What to do -> Copy each line of the entries beneath that contains the word "thick".

Records for the exercise ->
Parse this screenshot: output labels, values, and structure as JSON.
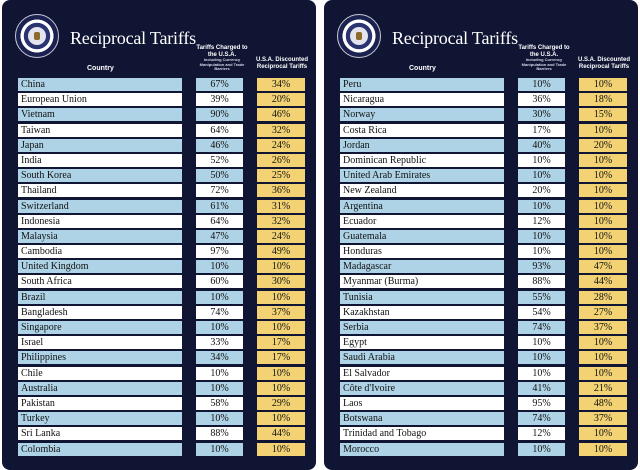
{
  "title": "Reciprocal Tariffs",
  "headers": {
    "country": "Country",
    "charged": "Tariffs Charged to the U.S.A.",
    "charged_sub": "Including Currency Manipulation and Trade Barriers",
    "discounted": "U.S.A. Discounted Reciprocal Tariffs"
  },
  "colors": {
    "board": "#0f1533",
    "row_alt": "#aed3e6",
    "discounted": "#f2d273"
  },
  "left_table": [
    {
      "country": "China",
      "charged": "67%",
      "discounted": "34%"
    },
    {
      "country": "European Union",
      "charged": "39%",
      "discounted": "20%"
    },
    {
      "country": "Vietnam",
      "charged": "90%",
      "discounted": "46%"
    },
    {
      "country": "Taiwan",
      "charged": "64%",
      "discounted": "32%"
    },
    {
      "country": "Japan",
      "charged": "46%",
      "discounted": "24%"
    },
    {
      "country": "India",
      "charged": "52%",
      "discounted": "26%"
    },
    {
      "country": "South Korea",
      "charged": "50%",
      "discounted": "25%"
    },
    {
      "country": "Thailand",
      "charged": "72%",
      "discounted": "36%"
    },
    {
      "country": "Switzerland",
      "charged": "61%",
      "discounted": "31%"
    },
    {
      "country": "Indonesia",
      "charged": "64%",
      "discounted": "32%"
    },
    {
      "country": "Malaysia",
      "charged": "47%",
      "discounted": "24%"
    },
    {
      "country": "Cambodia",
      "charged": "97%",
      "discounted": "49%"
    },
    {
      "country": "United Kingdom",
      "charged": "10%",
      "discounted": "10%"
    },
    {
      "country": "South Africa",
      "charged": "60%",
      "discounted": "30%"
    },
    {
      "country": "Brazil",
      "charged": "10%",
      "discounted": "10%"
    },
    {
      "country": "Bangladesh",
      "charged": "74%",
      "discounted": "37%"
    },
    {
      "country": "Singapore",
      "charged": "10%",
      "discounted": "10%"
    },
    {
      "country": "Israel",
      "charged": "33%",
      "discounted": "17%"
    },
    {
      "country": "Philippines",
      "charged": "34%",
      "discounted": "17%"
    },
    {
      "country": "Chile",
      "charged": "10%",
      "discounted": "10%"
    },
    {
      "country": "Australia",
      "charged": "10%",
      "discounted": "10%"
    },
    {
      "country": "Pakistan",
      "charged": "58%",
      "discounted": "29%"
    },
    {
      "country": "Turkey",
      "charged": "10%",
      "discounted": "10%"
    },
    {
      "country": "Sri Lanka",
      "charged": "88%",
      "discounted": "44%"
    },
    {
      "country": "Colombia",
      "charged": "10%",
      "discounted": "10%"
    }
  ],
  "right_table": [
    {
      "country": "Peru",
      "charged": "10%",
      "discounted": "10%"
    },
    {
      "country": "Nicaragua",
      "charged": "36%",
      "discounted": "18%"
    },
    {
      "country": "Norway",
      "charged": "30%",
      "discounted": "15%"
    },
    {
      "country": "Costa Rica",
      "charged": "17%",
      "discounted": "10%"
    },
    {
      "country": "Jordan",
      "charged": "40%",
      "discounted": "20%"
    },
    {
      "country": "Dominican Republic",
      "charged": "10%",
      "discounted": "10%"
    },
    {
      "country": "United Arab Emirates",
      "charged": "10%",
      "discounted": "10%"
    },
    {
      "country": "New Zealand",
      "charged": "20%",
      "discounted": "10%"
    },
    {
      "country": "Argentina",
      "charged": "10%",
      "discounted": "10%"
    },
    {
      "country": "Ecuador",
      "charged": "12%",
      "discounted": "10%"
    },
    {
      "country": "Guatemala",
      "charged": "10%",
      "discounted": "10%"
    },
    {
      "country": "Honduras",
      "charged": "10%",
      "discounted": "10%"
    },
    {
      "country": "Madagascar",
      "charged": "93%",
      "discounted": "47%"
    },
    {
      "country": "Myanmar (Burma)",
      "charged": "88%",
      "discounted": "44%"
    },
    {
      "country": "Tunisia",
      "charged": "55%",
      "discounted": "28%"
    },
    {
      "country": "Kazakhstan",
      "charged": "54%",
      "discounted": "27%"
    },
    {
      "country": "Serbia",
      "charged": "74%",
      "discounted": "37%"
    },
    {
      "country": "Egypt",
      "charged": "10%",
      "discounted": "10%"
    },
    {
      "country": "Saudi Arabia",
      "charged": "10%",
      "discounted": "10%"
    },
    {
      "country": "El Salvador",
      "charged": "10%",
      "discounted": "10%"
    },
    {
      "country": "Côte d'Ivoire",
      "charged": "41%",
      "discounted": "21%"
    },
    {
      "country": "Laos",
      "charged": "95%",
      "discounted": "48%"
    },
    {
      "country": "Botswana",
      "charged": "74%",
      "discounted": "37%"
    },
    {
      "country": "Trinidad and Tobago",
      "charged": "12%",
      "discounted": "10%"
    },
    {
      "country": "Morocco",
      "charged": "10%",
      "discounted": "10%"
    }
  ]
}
...
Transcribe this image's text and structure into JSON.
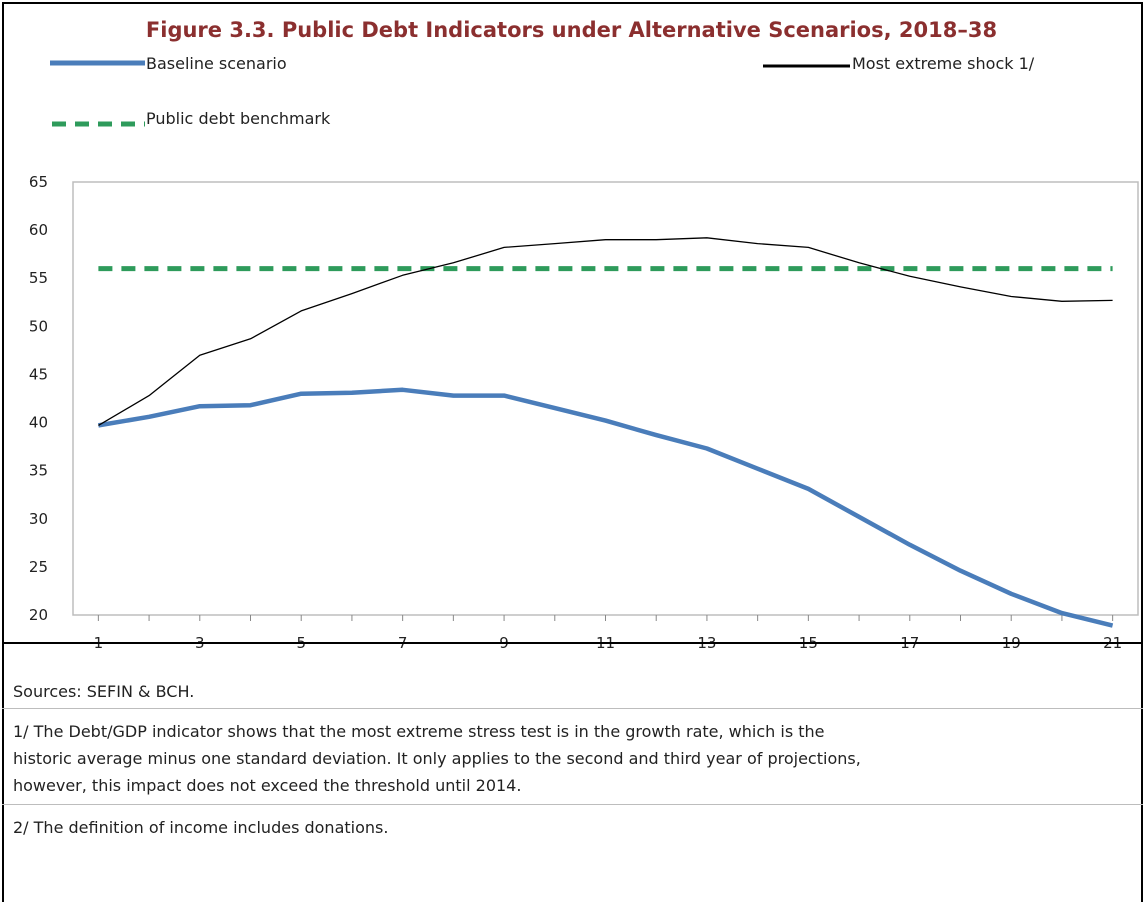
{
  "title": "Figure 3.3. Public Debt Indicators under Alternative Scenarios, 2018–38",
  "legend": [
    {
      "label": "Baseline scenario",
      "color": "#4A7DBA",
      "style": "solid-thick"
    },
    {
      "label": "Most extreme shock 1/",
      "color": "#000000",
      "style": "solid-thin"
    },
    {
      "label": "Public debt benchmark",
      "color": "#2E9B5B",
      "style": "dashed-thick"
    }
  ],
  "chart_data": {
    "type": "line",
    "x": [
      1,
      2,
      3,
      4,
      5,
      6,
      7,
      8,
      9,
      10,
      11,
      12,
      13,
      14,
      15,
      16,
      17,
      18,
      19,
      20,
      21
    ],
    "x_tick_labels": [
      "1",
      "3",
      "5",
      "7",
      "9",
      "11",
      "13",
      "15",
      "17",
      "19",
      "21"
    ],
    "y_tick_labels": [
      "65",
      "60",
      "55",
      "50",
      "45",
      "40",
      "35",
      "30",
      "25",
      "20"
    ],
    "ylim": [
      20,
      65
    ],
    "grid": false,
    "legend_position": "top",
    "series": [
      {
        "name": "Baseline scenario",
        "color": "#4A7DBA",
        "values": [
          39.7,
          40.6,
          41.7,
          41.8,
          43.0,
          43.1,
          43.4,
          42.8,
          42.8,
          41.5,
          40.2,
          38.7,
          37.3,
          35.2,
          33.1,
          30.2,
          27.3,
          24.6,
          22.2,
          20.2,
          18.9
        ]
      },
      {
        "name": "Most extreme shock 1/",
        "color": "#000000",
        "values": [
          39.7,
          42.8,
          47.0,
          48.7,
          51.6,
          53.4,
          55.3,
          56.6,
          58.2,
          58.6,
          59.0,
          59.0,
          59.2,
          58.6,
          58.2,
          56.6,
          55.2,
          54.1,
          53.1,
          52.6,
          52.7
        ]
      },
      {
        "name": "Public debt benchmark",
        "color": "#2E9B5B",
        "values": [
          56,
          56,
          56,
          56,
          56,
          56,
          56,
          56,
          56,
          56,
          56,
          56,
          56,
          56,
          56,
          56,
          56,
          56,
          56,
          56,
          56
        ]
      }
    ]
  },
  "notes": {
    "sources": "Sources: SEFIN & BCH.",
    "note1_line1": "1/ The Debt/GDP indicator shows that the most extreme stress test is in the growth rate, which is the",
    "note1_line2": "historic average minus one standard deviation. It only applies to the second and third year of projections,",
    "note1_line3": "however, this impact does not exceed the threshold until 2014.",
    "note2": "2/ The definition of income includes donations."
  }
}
---
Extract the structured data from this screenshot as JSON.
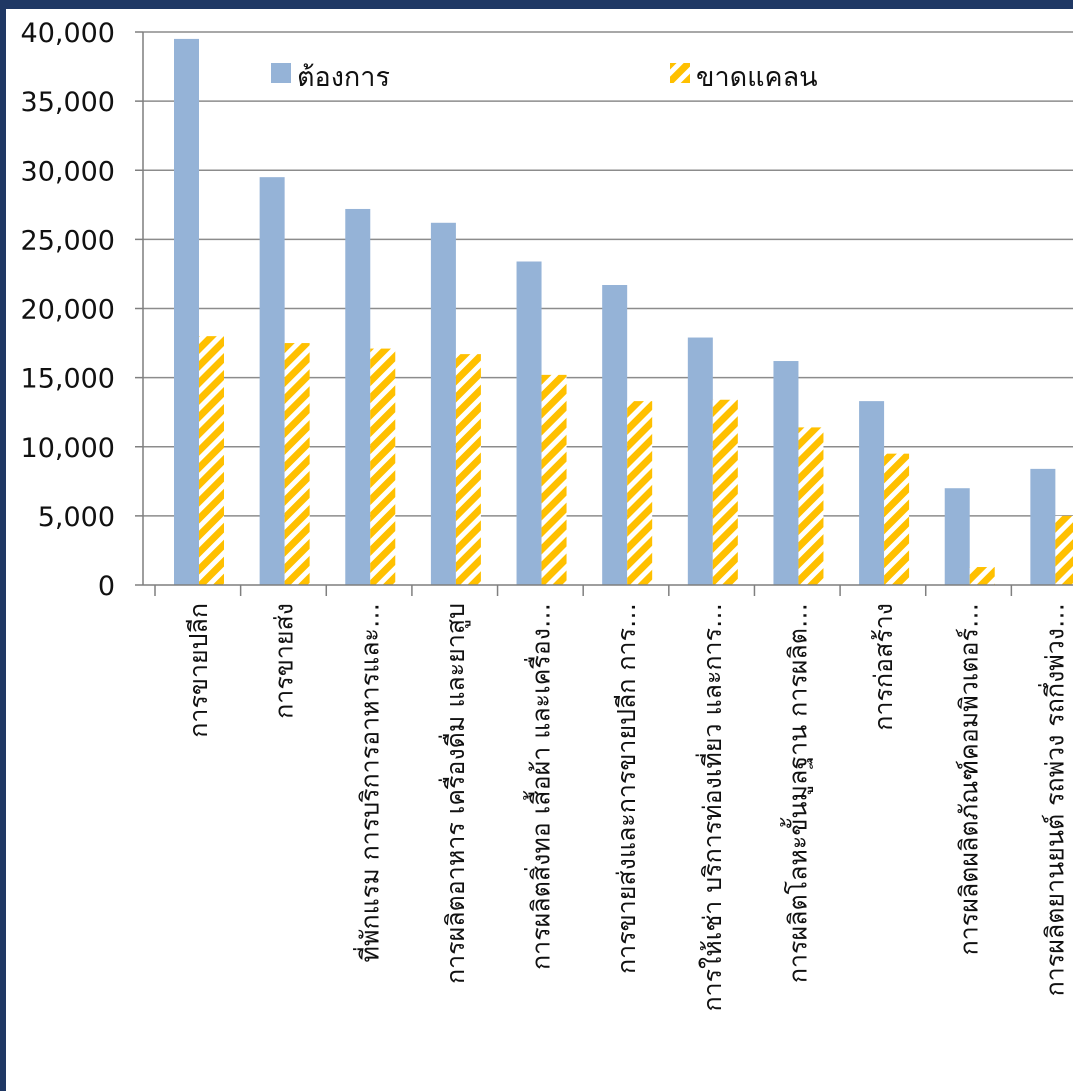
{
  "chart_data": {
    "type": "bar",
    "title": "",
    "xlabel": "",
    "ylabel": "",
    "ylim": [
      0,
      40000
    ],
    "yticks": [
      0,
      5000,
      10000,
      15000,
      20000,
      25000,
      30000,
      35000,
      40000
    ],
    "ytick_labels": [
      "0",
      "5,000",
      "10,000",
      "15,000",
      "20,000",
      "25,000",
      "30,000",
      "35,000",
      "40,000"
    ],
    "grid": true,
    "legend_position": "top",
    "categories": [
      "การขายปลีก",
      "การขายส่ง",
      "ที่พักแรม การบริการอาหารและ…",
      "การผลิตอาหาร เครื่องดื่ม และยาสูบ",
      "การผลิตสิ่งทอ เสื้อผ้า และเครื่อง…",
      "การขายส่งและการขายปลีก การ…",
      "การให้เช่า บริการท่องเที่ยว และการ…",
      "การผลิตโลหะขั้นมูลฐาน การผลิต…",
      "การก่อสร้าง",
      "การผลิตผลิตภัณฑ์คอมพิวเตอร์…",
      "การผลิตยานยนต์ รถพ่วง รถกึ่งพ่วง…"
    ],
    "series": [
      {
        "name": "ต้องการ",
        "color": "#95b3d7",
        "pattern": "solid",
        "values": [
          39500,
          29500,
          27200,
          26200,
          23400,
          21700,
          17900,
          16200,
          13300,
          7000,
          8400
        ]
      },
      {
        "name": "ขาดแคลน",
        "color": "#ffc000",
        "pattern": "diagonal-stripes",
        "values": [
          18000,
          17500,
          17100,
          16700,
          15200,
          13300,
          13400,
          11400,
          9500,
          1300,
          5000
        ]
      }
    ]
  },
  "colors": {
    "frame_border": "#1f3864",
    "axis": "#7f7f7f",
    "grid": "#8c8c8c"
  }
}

Written response ->
      "style": "solid-thick"
      "style": "dashed-thick"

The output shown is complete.